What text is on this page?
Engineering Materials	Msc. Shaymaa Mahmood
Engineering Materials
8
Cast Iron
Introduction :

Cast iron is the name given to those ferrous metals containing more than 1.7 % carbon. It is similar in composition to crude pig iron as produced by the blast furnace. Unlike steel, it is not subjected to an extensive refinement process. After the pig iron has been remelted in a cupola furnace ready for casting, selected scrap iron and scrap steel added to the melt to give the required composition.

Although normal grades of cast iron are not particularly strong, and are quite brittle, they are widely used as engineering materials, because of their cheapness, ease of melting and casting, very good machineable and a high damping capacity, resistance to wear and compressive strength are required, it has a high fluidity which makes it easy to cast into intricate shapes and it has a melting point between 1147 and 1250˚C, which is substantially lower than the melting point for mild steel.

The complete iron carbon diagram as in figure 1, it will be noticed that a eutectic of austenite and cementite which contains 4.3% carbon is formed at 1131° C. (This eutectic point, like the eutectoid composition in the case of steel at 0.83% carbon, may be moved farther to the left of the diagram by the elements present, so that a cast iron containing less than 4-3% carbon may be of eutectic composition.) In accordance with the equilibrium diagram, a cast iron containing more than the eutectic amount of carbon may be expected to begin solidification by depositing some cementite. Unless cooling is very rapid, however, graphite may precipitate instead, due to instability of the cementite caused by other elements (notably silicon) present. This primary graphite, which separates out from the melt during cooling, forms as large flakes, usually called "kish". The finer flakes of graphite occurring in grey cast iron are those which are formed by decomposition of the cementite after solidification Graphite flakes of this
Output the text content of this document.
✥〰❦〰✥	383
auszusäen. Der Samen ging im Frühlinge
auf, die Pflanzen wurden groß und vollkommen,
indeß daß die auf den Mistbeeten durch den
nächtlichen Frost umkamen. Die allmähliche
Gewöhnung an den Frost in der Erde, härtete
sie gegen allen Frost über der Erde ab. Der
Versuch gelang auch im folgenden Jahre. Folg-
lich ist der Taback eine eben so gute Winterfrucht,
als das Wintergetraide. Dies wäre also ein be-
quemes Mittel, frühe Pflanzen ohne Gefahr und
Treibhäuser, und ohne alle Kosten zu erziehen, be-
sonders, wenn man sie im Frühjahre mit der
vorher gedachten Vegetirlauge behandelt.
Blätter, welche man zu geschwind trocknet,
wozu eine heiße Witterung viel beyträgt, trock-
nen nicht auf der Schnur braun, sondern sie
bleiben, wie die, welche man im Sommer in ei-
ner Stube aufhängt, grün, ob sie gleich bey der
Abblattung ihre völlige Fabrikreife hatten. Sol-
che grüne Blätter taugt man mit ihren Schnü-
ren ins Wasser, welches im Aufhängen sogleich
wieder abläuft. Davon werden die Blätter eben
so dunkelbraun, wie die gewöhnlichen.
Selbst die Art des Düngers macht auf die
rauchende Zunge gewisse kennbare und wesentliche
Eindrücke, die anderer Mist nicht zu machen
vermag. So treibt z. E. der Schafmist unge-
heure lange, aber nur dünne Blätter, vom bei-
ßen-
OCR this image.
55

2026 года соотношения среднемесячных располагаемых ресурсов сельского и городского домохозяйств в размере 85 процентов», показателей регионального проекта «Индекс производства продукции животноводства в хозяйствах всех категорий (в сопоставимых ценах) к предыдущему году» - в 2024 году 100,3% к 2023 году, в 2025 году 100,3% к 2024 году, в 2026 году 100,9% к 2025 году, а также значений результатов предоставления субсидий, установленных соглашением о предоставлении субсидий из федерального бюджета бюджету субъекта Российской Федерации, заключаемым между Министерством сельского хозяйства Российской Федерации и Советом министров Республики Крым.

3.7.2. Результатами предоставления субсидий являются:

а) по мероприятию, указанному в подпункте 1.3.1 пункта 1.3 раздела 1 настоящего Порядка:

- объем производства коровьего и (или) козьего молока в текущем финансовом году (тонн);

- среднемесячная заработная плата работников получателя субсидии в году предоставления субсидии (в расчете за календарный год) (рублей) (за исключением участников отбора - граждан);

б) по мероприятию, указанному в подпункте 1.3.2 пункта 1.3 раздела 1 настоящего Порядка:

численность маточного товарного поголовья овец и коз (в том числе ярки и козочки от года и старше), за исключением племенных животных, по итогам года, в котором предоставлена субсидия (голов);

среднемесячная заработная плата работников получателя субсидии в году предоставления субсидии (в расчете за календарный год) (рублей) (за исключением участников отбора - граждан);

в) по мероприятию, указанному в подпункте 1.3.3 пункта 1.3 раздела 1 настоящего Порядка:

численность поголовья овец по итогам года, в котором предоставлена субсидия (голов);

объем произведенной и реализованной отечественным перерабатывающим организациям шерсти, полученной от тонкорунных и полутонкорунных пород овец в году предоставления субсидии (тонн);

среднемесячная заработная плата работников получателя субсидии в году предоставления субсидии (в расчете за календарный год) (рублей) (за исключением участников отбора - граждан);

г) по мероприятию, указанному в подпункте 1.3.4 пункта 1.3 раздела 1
# # # #
» **Prompt**
Identify and list each line with the word "Pflanzen".

» **Correct result**
auf, die Pflanzen wurden groß und vollkommen,
quemes Mittel, frühe Pflanzen ohne Gefahr und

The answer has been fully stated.